## [Records supplied]
+++++

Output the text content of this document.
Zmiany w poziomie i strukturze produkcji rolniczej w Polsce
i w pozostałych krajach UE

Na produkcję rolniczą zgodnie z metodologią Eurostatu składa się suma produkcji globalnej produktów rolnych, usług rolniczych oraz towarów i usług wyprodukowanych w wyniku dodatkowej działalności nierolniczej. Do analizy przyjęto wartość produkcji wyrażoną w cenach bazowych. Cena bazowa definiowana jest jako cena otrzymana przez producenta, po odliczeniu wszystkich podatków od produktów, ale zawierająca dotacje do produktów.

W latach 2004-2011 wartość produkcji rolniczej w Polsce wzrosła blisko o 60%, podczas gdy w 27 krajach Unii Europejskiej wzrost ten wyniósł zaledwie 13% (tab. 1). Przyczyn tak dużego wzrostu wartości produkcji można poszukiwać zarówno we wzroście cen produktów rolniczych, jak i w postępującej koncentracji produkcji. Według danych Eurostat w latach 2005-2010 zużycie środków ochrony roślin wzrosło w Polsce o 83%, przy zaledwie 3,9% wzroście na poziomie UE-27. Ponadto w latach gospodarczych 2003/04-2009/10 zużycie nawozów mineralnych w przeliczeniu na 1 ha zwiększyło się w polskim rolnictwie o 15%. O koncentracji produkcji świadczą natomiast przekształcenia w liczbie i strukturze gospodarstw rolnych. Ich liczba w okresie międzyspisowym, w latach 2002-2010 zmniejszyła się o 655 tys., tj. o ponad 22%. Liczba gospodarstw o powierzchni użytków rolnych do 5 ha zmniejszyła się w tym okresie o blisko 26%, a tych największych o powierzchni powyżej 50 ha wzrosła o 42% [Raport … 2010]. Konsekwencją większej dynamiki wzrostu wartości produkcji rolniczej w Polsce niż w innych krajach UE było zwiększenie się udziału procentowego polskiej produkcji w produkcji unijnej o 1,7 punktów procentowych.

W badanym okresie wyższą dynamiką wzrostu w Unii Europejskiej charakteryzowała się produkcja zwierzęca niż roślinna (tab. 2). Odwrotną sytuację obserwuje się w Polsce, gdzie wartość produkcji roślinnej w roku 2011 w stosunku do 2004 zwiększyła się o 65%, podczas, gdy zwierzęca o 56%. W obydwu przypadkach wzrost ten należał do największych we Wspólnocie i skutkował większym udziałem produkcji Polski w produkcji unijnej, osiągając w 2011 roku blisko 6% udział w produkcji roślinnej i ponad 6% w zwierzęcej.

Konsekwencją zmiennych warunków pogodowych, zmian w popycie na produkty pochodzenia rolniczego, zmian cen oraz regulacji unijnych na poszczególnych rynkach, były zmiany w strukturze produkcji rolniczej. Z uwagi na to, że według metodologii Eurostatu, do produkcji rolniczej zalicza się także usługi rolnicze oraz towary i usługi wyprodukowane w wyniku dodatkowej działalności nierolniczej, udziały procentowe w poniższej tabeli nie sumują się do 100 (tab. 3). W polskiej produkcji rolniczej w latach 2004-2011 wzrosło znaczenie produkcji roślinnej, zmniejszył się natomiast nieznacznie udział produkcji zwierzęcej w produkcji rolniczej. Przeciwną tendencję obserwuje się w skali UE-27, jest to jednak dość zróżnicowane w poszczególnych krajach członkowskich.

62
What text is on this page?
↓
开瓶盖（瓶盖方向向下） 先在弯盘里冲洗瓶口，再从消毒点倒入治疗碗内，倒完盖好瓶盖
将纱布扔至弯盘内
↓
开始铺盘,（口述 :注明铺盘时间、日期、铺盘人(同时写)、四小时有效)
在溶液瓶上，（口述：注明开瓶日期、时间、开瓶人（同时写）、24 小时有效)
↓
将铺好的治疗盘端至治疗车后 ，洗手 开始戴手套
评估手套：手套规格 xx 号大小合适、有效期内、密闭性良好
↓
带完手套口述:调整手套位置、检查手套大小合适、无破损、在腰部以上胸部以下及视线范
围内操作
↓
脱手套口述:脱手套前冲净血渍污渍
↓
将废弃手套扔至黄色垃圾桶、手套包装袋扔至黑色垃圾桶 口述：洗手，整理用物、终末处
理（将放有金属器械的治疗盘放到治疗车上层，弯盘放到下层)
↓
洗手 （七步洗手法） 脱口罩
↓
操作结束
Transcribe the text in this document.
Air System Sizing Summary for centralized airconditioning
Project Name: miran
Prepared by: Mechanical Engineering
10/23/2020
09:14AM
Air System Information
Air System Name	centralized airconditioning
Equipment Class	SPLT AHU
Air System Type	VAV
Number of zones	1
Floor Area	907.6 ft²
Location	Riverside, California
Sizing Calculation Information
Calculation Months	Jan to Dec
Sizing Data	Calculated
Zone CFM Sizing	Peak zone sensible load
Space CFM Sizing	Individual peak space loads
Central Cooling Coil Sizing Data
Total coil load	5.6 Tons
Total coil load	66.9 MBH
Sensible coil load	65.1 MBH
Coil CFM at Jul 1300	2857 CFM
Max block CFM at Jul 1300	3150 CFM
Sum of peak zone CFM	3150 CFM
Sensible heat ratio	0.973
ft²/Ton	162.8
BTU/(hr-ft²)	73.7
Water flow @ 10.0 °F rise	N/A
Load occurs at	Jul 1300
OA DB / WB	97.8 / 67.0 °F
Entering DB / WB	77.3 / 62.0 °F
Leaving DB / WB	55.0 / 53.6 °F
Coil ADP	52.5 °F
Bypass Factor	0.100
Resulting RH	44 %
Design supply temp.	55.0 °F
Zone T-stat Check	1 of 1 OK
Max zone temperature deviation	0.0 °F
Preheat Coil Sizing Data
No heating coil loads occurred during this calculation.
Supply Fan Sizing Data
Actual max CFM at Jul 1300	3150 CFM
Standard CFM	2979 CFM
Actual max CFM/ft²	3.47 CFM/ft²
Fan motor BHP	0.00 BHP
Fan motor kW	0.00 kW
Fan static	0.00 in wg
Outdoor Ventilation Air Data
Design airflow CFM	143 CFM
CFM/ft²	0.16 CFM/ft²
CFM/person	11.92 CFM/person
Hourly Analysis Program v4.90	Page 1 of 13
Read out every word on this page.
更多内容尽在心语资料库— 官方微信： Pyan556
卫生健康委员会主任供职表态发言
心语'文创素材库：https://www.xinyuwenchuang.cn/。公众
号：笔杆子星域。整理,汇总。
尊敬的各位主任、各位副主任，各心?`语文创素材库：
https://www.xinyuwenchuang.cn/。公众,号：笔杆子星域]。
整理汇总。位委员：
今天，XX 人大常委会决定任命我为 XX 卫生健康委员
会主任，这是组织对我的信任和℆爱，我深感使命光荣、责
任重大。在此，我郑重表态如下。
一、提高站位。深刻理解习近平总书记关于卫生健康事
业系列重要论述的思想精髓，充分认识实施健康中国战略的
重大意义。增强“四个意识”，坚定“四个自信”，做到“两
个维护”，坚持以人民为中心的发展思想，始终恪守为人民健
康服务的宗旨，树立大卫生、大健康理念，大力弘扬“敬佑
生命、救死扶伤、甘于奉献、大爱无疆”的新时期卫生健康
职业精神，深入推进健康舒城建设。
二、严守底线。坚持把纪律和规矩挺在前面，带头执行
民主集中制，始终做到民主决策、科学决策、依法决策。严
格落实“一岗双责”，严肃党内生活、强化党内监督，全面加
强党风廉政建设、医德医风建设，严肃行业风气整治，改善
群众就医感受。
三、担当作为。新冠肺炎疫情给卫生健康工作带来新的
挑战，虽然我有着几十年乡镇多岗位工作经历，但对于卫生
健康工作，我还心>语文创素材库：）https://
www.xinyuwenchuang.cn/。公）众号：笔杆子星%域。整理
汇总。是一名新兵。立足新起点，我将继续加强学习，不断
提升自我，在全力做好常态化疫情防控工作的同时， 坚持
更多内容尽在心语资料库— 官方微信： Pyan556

+++++

## [Work required]
Within the data above, pick out all lines holding the word "Total".

## [Result below]
Total coil load	5.6 Tons
Total coil load	66.9 MBH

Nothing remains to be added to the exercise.